SET TASK: In the listing below, find every line containing "KHATOON" and copy it out.

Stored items
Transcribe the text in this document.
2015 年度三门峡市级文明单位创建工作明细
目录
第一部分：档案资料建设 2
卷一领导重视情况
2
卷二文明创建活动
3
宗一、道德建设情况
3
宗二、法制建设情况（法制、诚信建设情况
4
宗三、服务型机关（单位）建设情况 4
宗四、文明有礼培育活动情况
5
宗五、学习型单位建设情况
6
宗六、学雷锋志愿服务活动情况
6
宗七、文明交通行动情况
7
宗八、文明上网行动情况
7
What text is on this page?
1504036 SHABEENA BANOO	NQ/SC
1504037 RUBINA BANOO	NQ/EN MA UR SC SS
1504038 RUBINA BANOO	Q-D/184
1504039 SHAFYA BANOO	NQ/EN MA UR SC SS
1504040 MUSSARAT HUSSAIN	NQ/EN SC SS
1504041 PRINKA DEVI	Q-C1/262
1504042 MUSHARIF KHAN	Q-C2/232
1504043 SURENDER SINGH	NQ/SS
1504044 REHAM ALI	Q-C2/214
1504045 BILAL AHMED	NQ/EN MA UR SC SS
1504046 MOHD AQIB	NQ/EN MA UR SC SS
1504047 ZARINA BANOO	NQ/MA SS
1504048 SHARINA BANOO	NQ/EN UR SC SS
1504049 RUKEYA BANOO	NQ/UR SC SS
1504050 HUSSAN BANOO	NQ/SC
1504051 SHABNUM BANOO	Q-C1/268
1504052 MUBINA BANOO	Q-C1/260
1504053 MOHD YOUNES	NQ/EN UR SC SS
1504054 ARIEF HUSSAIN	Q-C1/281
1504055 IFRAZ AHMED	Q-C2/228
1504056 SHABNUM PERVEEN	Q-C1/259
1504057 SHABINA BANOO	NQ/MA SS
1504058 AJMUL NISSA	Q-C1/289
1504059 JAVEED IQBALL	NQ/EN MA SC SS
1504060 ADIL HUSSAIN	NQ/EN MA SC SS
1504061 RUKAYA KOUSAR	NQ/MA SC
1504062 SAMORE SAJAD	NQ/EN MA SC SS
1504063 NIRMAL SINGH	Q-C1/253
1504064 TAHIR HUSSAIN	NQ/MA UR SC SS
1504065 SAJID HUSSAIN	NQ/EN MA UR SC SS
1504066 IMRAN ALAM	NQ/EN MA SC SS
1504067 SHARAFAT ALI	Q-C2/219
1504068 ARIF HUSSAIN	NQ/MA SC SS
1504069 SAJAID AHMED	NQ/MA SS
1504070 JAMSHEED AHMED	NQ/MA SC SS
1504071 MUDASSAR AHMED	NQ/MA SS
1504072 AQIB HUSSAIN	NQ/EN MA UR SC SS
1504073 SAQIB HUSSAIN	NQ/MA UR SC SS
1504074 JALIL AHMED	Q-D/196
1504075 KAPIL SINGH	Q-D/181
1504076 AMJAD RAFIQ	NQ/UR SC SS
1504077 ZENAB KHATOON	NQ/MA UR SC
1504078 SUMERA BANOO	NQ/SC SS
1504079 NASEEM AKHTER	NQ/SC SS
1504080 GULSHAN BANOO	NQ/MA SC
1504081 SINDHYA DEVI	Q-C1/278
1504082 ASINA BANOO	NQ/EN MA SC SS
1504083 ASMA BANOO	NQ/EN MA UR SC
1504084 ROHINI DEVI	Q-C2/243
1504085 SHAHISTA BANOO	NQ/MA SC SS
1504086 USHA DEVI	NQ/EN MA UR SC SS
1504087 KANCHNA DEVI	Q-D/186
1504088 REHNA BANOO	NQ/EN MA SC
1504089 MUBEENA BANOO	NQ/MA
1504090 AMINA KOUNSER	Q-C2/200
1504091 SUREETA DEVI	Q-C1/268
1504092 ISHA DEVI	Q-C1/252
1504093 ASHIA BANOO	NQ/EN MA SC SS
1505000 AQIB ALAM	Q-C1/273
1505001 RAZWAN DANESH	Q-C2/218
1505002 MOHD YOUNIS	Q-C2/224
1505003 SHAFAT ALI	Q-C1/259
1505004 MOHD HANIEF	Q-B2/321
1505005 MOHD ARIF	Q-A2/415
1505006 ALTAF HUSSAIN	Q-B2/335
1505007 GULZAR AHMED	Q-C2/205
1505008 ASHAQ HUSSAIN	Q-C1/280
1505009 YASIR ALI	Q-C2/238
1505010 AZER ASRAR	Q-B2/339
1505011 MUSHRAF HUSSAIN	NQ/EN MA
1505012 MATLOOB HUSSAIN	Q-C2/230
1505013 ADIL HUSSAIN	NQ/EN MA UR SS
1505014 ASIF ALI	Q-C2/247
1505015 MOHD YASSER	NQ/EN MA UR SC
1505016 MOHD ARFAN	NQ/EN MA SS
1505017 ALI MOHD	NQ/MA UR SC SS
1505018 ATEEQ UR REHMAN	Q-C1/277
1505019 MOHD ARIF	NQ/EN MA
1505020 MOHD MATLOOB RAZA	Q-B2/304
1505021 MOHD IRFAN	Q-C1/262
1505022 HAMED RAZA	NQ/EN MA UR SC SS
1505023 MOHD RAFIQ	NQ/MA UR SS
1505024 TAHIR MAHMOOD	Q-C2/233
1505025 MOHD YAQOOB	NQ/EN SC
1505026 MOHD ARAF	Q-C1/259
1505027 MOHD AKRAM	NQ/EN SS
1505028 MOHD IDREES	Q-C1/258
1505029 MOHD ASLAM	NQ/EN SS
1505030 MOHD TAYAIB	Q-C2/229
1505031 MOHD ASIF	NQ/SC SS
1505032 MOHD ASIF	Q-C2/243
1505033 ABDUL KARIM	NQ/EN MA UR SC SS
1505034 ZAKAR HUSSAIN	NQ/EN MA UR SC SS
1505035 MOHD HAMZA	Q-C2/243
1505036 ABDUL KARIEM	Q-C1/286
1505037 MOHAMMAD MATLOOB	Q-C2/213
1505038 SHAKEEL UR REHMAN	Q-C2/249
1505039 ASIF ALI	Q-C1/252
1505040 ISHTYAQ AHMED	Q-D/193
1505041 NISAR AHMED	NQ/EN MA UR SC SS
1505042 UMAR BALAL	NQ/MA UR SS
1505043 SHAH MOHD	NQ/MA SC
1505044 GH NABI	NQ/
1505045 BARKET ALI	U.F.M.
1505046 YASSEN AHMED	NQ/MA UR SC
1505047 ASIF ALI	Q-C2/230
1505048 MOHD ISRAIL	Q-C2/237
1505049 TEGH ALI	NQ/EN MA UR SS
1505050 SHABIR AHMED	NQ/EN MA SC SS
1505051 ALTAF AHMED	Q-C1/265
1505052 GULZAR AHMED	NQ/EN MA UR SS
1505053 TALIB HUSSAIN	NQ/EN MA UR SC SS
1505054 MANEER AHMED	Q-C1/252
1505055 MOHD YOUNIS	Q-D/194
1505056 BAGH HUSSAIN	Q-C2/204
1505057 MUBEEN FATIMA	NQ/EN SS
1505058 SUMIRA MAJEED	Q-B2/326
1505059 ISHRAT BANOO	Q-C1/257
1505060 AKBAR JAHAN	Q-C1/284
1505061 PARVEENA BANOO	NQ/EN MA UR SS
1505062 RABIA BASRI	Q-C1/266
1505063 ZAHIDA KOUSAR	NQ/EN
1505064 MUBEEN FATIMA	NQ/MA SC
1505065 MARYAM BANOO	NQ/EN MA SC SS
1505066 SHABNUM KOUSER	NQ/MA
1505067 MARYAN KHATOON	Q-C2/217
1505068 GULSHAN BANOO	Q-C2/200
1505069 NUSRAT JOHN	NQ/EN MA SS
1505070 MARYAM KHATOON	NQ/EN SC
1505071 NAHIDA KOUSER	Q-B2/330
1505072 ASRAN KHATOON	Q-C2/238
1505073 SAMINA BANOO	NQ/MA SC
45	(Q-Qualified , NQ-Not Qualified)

THE RESULT:
1504077 ZENAB KHATOON	NQ/MA UR SC
1505067 MARYAN KHATOON	Q-C2/217
1505070 MARYAM KHATOON	NQ/EN SC
1505072 ASRAN KHATOON	Q-C2/238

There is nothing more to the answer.